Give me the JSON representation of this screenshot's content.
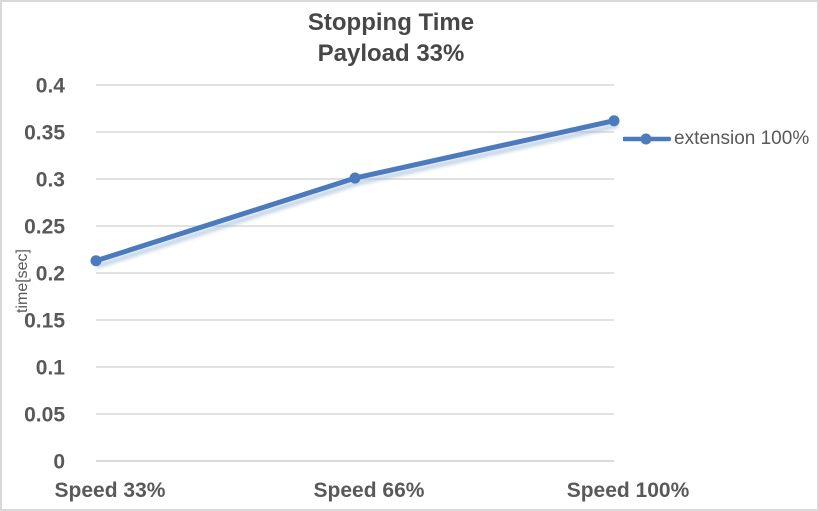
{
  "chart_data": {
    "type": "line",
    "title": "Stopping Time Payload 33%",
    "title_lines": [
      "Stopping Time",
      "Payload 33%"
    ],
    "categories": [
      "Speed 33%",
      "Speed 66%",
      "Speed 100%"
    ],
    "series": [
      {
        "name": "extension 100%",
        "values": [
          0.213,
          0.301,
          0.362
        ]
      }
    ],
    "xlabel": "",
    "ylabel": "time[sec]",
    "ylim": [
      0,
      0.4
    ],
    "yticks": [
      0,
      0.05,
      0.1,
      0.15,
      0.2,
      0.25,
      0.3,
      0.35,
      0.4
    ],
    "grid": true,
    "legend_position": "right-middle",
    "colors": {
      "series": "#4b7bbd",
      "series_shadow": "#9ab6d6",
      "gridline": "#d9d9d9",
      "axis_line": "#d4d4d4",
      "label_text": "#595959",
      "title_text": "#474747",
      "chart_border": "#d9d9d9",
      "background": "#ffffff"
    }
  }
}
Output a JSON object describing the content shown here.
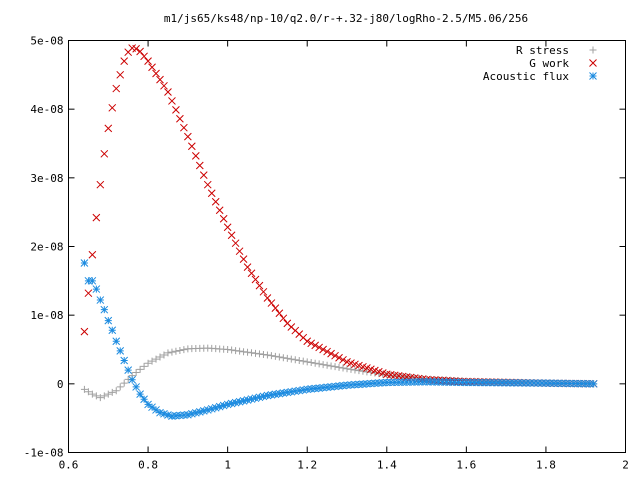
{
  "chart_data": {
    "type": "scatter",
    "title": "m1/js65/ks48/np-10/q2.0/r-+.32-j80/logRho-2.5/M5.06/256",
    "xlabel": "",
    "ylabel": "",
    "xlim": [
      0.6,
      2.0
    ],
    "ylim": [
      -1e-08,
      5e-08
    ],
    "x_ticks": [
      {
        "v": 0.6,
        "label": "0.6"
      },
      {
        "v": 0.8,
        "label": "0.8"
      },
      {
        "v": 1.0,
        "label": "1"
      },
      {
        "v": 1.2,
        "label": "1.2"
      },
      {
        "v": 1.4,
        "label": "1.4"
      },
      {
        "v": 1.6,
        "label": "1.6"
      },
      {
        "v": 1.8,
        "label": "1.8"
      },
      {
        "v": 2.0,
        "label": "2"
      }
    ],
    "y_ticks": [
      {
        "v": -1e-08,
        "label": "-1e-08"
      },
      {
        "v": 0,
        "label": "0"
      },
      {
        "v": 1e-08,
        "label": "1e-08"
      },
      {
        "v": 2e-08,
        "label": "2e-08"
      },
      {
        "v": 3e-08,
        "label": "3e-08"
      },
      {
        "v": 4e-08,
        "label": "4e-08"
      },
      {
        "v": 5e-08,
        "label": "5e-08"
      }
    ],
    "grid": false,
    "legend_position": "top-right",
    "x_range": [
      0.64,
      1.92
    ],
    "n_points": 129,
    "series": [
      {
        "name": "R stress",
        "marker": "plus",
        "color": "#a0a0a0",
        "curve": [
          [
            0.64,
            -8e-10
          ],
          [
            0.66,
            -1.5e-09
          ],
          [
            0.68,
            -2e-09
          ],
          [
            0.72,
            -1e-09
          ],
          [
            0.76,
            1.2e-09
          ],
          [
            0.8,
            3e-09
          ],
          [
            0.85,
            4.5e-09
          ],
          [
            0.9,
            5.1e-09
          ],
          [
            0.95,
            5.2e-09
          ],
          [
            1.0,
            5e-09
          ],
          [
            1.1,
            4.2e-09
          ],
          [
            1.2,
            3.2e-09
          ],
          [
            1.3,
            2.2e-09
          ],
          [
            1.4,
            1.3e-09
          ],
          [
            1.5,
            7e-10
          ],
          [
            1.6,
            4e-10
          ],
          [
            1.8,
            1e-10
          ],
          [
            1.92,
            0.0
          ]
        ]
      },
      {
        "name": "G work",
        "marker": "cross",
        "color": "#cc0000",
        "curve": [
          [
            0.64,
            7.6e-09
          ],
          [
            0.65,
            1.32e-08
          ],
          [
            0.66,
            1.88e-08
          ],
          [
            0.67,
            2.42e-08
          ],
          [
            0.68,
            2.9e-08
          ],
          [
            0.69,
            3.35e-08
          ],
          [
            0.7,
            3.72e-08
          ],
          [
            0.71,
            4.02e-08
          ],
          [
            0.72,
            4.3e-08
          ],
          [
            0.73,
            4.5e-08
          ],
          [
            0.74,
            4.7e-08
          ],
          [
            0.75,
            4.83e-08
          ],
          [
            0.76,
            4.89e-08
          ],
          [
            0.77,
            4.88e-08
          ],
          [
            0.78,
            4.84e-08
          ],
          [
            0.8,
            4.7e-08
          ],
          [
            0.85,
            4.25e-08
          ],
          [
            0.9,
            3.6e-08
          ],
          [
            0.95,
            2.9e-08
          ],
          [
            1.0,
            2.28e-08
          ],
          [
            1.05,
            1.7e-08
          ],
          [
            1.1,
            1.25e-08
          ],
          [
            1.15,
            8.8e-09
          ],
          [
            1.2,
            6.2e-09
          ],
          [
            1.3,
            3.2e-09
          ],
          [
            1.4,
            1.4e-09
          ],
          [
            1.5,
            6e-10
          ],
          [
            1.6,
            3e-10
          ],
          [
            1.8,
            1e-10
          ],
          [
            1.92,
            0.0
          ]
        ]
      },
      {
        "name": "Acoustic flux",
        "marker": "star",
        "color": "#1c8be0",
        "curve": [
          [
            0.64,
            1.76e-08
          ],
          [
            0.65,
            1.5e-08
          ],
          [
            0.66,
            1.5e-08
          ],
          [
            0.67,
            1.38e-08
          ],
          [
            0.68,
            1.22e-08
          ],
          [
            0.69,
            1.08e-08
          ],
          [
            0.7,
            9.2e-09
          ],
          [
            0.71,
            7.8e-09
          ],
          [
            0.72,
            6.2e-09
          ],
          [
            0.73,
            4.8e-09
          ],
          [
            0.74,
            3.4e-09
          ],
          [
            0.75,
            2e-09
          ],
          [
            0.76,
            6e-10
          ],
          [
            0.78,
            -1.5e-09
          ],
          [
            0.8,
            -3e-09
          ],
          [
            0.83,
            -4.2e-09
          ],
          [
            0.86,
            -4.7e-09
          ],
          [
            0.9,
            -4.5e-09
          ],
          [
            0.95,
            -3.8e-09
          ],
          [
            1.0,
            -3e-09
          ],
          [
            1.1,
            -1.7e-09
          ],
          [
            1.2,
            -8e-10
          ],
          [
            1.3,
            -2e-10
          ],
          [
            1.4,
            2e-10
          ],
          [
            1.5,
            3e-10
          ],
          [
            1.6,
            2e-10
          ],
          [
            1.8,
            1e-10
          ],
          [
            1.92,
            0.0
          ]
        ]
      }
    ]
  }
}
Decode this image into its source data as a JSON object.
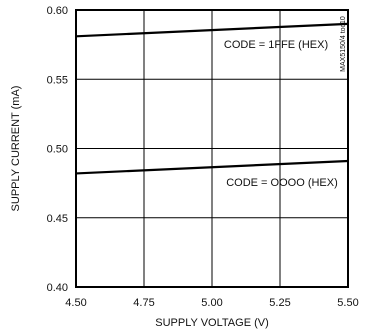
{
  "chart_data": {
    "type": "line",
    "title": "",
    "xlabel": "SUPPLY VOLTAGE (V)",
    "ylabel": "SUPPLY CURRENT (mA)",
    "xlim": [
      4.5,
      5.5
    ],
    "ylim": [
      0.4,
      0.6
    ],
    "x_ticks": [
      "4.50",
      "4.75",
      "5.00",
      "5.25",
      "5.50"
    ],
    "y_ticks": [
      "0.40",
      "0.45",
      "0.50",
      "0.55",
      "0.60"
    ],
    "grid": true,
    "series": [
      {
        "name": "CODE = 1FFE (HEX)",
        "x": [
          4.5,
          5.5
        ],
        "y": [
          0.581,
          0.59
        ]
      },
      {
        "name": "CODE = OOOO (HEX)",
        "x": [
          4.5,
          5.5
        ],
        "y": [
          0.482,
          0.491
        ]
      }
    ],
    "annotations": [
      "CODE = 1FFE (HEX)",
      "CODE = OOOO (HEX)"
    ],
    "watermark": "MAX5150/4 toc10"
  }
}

· · · · ·

▸ YOUR OBJECTIVE
Give again, unchanged, only the lines from the line containing "Decode this image" to the last line of the records above. Pictures do not belong in the copy.

▸ EXERCISE SOLUTION
Decode this image into its source data as a JSON object.
{
  "chart_data": {
    "type": "line",
    "title": "",
    "xlabel": "SUPPLY VOLTAGE (V)",
    "ylabel": "SUPPLY CURRENT (mA)",
    "xlim": [
      4.5,
      5.5
    ],
    "ylim": [
      0.4,
      0.6
    ],
    "x_ticks": [
      "4.50",
      "4.75",
      "5.00",
      "5.25",
      "5.50"
    ],
    "y_ticks": [
      "0.40",
      "0.45",
      "0.50",
      "0.55",
      "0.60"
    ],
    "grid": true,
    "series": [
      {
        "name": "CODE = 1FFE (HEX)",
        "x": [
          4.5,
          5.5
        ],
        "y": [
          0.581,
          0.59
        ]
      },
      {
        "name": "CODE = OOOO (HEX)",
        "x": [
          4.5,
          5.5
        ],
        "y": [
          0.482,
          0.491
        ]
      }
    ],
    "annotations": [
      "CODE = 1FFE (HEX)",
      "CODE = OOOO (HEX)"
    ],
    "watermark": "MAX5150/4 toc10"
  }
}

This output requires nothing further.